### WHAT IS BEING ASKED
Go through the entries one line at a time, and gather every line that has the word "label".

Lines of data
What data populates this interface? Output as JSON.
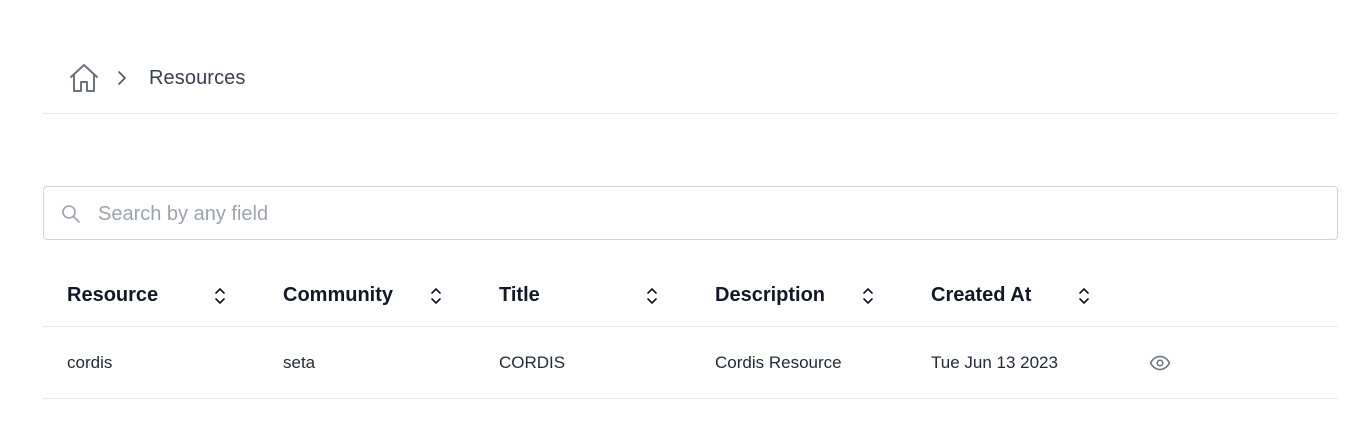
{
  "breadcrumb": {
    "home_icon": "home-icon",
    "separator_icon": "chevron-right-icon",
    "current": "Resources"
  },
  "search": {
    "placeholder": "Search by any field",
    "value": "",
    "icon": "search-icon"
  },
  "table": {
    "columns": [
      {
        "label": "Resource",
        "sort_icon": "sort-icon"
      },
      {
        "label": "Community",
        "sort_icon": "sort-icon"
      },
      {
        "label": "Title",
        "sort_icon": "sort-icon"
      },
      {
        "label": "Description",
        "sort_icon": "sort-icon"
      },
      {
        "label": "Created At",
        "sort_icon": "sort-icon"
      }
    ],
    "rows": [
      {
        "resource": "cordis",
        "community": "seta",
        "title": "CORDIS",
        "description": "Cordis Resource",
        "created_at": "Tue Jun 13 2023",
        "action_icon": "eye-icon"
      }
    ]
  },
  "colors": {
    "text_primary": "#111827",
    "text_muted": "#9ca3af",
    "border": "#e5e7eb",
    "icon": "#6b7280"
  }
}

### FINISHED ANSWER
        "label": "Resource",
        "label": "Community",
        "label": "Title",
        "label": "Description",
        "label": "Created At",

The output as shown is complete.